[Excerpts from a figure dataset]
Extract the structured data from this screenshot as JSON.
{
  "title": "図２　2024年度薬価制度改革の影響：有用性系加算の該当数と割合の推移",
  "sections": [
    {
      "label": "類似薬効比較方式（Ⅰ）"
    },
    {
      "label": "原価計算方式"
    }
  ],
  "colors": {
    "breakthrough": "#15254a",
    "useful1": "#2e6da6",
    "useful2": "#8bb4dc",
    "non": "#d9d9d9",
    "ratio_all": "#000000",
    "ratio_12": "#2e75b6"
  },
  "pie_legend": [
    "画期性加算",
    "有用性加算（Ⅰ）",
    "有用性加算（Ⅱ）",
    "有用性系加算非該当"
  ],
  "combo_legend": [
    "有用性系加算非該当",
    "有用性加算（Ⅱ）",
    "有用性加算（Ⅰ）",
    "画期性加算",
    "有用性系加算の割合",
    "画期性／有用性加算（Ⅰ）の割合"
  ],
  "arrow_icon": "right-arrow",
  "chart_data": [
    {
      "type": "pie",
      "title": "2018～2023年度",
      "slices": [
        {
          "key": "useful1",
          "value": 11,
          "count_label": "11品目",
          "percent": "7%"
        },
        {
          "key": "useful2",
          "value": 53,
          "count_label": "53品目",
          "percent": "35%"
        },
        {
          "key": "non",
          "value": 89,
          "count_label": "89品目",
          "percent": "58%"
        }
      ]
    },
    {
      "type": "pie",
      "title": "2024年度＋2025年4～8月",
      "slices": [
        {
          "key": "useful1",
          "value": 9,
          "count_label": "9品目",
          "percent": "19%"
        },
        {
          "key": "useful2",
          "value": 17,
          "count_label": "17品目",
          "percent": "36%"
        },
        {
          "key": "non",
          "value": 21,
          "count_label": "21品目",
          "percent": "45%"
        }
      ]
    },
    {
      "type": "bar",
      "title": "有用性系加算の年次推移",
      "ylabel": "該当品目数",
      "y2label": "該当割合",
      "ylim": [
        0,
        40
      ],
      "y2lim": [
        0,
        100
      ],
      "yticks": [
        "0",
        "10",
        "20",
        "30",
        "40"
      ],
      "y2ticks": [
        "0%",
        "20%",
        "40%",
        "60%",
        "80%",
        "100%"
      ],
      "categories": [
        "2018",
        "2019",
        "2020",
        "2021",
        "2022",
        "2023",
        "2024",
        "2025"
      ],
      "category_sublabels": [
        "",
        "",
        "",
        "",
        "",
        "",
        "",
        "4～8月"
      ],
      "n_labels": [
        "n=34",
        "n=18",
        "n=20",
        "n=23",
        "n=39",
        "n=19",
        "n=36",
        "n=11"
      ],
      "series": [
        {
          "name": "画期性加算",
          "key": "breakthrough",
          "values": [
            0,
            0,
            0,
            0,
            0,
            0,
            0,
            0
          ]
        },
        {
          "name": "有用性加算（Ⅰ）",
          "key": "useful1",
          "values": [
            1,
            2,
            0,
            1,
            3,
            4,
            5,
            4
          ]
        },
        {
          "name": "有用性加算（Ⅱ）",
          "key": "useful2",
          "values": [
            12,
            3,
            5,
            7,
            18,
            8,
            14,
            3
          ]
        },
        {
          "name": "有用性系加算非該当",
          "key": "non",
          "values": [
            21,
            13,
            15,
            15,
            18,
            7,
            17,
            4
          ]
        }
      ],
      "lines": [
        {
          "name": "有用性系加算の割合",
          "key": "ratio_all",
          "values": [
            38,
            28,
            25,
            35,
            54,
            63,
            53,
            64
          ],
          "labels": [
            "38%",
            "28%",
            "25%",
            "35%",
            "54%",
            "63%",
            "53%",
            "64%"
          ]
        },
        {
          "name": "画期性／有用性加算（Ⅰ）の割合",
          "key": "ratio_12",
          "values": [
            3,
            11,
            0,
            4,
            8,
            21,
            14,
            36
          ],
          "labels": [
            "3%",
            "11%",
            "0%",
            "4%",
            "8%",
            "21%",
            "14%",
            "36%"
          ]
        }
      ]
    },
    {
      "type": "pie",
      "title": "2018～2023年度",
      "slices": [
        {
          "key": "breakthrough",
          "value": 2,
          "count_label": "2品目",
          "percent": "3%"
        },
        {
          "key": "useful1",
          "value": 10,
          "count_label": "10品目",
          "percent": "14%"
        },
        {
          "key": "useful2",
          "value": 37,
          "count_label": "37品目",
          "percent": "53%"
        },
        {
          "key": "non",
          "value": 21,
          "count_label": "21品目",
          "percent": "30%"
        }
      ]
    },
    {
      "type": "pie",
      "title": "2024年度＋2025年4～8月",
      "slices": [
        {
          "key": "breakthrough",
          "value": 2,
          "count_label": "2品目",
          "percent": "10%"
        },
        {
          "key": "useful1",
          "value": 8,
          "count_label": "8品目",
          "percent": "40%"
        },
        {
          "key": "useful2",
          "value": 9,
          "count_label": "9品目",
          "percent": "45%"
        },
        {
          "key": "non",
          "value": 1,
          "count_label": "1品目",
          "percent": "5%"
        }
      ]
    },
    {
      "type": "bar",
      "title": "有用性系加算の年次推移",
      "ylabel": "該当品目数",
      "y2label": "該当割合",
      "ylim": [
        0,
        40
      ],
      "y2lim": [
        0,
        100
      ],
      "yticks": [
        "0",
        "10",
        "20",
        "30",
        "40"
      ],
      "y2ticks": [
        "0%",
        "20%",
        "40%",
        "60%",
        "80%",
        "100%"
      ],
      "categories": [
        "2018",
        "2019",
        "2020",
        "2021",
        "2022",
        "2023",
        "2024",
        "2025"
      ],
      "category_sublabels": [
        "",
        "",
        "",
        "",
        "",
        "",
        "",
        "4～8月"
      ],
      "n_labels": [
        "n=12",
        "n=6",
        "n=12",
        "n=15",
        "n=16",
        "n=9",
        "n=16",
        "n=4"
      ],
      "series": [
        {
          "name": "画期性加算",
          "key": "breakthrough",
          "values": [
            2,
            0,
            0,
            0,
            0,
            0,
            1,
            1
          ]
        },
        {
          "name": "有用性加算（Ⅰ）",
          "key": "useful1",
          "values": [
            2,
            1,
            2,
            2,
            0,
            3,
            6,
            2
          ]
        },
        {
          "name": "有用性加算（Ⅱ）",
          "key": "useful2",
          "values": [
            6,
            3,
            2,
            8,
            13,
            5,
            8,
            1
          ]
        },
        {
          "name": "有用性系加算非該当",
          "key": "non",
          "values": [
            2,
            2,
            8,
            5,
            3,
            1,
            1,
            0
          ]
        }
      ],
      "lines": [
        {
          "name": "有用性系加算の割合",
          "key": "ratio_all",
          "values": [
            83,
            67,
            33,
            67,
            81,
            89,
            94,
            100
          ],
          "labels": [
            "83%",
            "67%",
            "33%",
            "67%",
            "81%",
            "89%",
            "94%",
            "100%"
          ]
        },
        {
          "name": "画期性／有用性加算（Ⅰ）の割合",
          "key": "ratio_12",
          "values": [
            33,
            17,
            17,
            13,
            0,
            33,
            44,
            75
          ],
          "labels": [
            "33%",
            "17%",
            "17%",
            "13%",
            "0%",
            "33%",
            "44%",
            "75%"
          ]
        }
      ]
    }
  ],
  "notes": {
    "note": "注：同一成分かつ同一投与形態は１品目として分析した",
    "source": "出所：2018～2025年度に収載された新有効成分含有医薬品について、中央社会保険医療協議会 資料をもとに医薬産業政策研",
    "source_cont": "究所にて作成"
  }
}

# What is expected
Above are some records; extract every one of them exactly.

# Completed exercise
Extract the structured data from this screenshot as JSON.
{
  "title": "図２　2024年度薬価制度改革の影響：有用性系加算の該当数と割合の推移",
  "sections": [
    {
      "label": "類似薬効比較方式（Ⅰ）"
    },
    {
      "label": "原価計算方式"
    }
  ],
  "colors": {
    "breakthrough": "#15254a",
    "useful1": "#2e6da6",
    "useful2": "#8bb4dc",
    "non": "#d9d9d9",
    "ratio_all": "#000000",
    "ratio_12": "#2e75b6"
  },
  "pie_legend": [
    "画期性加算",
    "有用性加算（Ⅰ）",
    "有用性加算（Ⅱ）",
    "有用性系加算非該当"
  ],
  "combo_legend": [
    "有用性系加算非該当",
    "有用性加算（Ⅱ）",
    "有用性加算（Ⅰ）",
    "画期性加算",
    "有用性系加算の割合",
    "画期性／有用性加算（Ⅰ）の割合"
  ],
  "arrow_icon": "right-arrow",
  "chart_data": [
    {
      "type": "pie",
      "title": "2018～2023年度",
      "slices": [
        {
          "key": "useful1",
          "value": 11,
          "count_label": "11品目",
          "percent": "7%"
        },
        {
          "key": "useful2",
          "value": 53,
          "count_label": "53品目",
          "percent": "35%"
        },
        {
          "key": "non",
          "value": 89,
          "count_label": "89品目",
          "percent": "58%"
        }
      ]
    },
    {
      "type": "pie",
      "title": "2024年度＋2025年4～8月",
      "slices": [
        {
          "key": "useful1",
          "value": 9,
          "count_label": "9品目",
          "percent": "19%"
        },
        {
          "key": "useful2",
          "value": 17,
          "count_label": "17品目",
          "percent": "36%"
        },
        {
          "key": "non",
          "value": 21,
          "count_label": "21品目",
          "percent": "45%"
        }
      ]
    },
    {
      "type": "bar",
      "title": "有用性系加算の年次推移",
      "ylabel": "該当品目数",
      "y2label": "該当割合",
      "ylim": [
        0,
        40
      ],
      "y2lim": [
        0,
        100
      ],
      "yticks": [
        "0",
        "10",
        "20",
        "30",
        "40"
      ],
      "y2ticks": [
        "0%",
        "20%",
        "40%",
        "60%",
        "80%",
        "100%"
      ],
      "categories": [
        "2018",
        "2019",
        "2020",
        "2021",
        "2022",
        "2023",
        "2024",
        "2025"
      ],
      "category_sublabels": [
        "",
        "",
        "",
        "",
        "",
        "",
        "",
        "4～8月"
      ],
      "n_labels": [
        "n=34",
        "n=18",
        "n=20",
        "n=23",
        "n=39",
        "n=19",
        "n=36",
        "n=11"
      ],
      "series": [
        {
          "name": "画期性加算",
          "key": "breakthrough",
          "values": [
            0,
            0,
            0,
            0,
            0,
            0,
            0,
            0
          ]
        },
        {
          "name": "有用性加算（Ⅰ）",
          "key": "useful1",
          "values": [
            1,
            2,
            0,
            1,
            3,
            4,
            5,
            4
          ]
        },
        {
          "name": "有用性加算（Ⅱ）",
          "key": "useful2",
          "values": [
            12,
            3,
            5,
            7,
            18,
            8,
            14,
            3
          ]
        },
        {
          "name": "有用性系加算非該当",
          "key": "non",
          "values": [
            21,
            13,
            15,
            15,
            18,
            7,
            17,
            4
          ]
        }
      ],
      "lines": [
        {
          "name": "有用性系加算の割合",
          "key": "ratio_all",
          "values": [
            38,
            28,
            25,
            35,
            54,
            63,
            53,
            64
          ],
          "labels": [
            "38%",
            "28%",
            "25%",
            "35%",
            "54%",
            "63%",
            "53%",
            "64%"
          ]
        },
        {
          "name": "画期性／有用性加算（Ⅰ）の割合",
          "key": "ratio_12",
          "values": [
            3,
            11,
            0,
            4,
            8,
            21,
            14,
            36
          ],
          "labels": [
            "3%",
            "11%",
            "0%",
            "4%",
            "8%",
            "21%",
            "14%",
            "36%"
          ]
        }
      ]
    },
    {
      "type": "pie",
      "title": "2018～2023年度",
      "slices": [
        {
          "key": "breakthrough",
          "value": 2,
          "count_label": "2品目",
          "percent": "3%"
        },
        {
          "key": "useful1",
          "value": 10,
          "count_label": "10品目",
          "percent": "14%"
        },
        {
          "key": "useful2",
          "value": 37,
          "count_label": "37品目",
          "percent": "53%"
        },
        {
          "key": "non",
          "value": 21,
          "count_label": "21品目",
          "percent": "30%"
        }
      ]
    },
    {
      "type": "pie",
      "title": "2024年度＋2025年4～8月",
      "slices": [
        {
          "key": "breakthrough",
          "value": 2,
          "count_label": "2品目",
          "percent": "10%"
        },
        {
          "key": "useful1",
          "value": 8,
          "count_label": "8品目",
          "percent": "40%"
        },
        {
          "key": "useful2",
          "value": 9,
          "count_label": "9品目",
          "percent": "45%"
        },
        {
          "key": "non",
          "value": 1,
          "count_label": "1品目",
          "percent": "5%"
        }
      ]
    },
    {
      "type": "bar",
      "title": "有用性系加算の年次推移",
      "ylabel": "該当品目数",
      "y2label": "該当割合",
      "ylim": [
        0,
        40
      ],
      "y2lim": [
        0,
        100
      ],
      "yticks": [
        "0",
        "10",
        "20",
        "30",
        "40"
      ],
      "y2ticks": [
        "0%",
        "20%",
        "40%",
        "60%",
        "80%",
        "100%"
      ],
      "categories": [
        "2018",
        "2019",
        "2020",
        "2021",
        "2022",
        "2023",
        "2024",
        "2025"
      ],
      "category_sublabels": [
        "",
        "",
        "",
        "",
        "",
        "",
        "",
        "4～8月"
      ],
      "n_labels": [
        "n=12",
        "n=6",
        "n=12",
        "n=15",
        "n=16",
        "n=9",
        "n=16",
        "n=4"
      ],
      "series": [
        {
          "name": "画期性加算",
          "key": "breakthrough",
          "values": [
            2,
            0,
            0,
            0,
            0,
            0,
            1,
            1
          ]
        },
        {
          "name": "有用性加算（Ⅰ）",
          "key": "useful1",
          "values": [
            2,
            1,
            2,
            2,
            0,
            3,
            6,
            2
          ]
        },
        {
          "name": "有用性加算（Ⅱ）",
          "key": "useful2",
          "values": [
            6,
            3,
            2,
            8,
            13,
            5,
            8,
            1
          ]
        },
        {
          "name": "有用性系加算非該当",
          "key": "non",
          "values": [
            2,
            2,
            8,
            5,
            3,
            1,
            1,
            0
          ]
        }
      ],
      "lines": [
        {
          "name": "有用性系加算の割合",
          "key": "ratio_all",
          "values": [
            83,
            67,
            33,
            67,
            81,
            89,
            94,
            100
          ],
          "labels": [
            "83%",
            "67%",
            "33%",
            "67%",
            "81%",
            "89%",
            "94%",
            "100%"
          ]
        },
        {
          "name": "画期性／有用性加算（Ⅰ）の割合",
          "key": "ratio_12",
          "values": [
            33,
            17,
            17,
            13,
            0,
            33,
            44,
            75
          ],
          "labels": [
            "33%",
            "17%",
            "17%",
            "13%",
            "0%",
            "33%",
            "44%",
            "75%"
          ]
        }
      ]
    }
  ],
  "notes": {
    "note": "注：同一成分かつ同一投与形態は１品目として分析した",
    "source": "出所：2018～2025年度に収載された新有効成分含有医薬品について、中央社会保険医療協議会 資料をもとに医薬産業政策研",
    "source_cont": "究所にて作成"
  }
}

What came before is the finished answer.